» WORK TO BE COMPLETED: Pictures stay out of your copy, but everything else in the records below must be repeated exactly.

begin EXTRACTED DATA

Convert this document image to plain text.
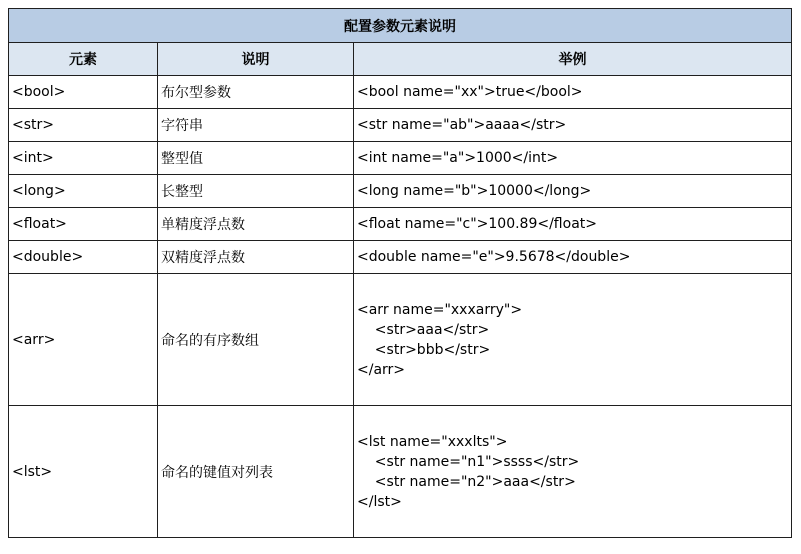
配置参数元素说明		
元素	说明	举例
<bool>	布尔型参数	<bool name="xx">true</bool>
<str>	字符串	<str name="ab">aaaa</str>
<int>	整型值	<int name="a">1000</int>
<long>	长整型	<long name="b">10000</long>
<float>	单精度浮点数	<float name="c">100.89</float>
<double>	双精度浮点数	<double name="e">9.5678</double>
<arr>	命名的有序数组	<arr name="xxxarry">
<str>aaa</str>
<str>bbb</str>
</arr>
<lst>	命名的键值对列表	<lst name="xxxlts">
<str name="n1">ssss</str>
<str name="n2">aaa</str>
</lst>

end EXTRACTED DATA

» CORRECT RESULT:
Convert this document image to plain text.
配置参数元素说明		
元素	说明	举例
<bool>	布尔型参数	<bool name="xx">true</bool>
<str>	字符串	<str name="ab">aaaa</str>
<int>	整型值	<int name="a">1000</int>
<long>	长整型	<long name="b">10000</long>
<float>	单精度浮点数	<float name="c">100.89</float>
<double>	双精度浮点数	<double name="e">9.5678</double>
<arr>	命名的有序数组	<arr name="xxxarry">
<str>aaa</str>
<str>bbb</str>
</arr>
<lst>	命名的键值对列表	<lst name="xxxlts">
<str name="n1">ssss</str>
<str name="n2">aaa</str>
</lst>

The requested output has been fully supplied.